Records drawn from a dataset
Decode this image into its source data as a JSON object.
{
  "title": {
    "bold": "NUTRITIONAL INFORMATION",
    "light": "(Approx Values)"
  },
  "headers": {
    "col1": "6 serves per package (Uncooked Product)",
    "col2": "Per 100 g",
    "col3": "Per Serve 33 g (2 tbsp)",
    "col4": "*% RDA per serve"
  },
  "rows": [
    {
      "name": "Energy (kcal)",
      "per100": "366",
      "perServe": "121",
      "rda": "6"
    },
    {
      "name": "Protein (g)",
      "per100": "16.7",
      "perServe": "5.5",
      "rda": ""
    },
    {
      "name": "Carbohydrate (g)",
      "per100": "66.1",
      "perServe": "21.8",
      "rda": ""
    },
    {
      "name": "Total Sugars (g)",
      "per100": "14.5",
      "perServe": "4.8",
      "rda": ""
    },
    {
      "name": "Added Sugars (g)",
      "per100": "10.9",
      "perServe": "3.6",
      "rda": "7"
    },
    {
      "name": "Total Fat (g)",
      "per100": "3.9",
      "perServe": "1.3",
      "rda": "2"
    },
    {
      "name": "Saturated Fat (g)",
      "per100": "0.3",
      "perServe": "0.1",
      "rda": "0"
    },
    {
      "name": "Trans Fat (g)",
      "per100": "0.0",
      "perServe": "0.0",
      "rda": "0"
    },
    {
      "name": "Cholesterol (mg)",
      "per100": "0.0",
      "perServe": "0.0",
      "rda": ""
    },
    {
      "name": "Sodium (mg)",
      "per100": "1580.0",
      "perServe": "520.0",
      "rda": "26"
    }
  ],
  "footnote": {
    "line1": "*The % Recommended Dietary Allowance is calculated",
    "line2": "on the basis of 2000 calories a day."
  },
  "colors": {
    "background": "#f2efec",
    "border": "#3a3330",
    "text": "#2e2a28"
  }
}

# Task objective:
Output every entry exactly as given.

# Worked solution:
Decode this image into its source data as a JSON object.
{
  "title": {
    "bold": "NUTRITIONAL INFORMATION",
    "light": "(Approx Values)"
  },
  "headers": {
    "col1": "6 serves per package (Uncooked Product)",
    "col2": "Per 100 g",
    "col3": "Per Serve 33 g (2 tbsp)",
    "col4": "*% RDA per serve"
  },
  "rows": [
    {
      "name": "Energy (kcal)",
      "per100": "366",
      "perServe": "121",
      "rda": "6"
    },
    {
      "name": "Protein (g)",
      "per100": "16.7",
      "perServe": "5.5",
      "rda": ""
    },
    {
      "name": "Carbohydrate (g)",
      "per100": "66.1",
      "perServe": "21.8",
      "rda": ""
    },
    {
      "name": "Total Sugars (g)",
      "per100": "14.5",
      "perServe": "4.8",
      "rda": ""
    },
    {
      "name": "Added Sugars (g)",
      "per100": "10.9",
      "perServe": "3.6",
      "rda": "7"
    },
    {
      "name": "Total Fat (g)",
      "per100": "3.9",
      "perServe": "1.3",
      "rda": "2"
    },
    {
      "name": "Saturated Fat (g)",
      "per100": "0.3",
      "perServe": "0.1",
      "rda": "0"
    },
    {
      "name": "Trans Fat (g)",
      "per100": "0.0",
      "perServe": "0.0",
      "rda": "0"
    },
    {
      "name": "Cholesterol (mg)",
      "per100": "0.0",
      "perServe": "0.0",
      "rda": ""
    },
    {
      "name": "Sodium (mg)",
      "per100": "1580.0",
      "perServe": "520.0",
      "rda": "26"
    }
  ],
  "footnote": {
    "line1": "*The % Recommended Dietary Allowance is calculated",
    "line2": "on the basis of 2000 calories a day."
  },
  "colors": {
    "background": "#f2efec",
    "border": "#3a3330",
    "text": "#2e2a28"
  }
}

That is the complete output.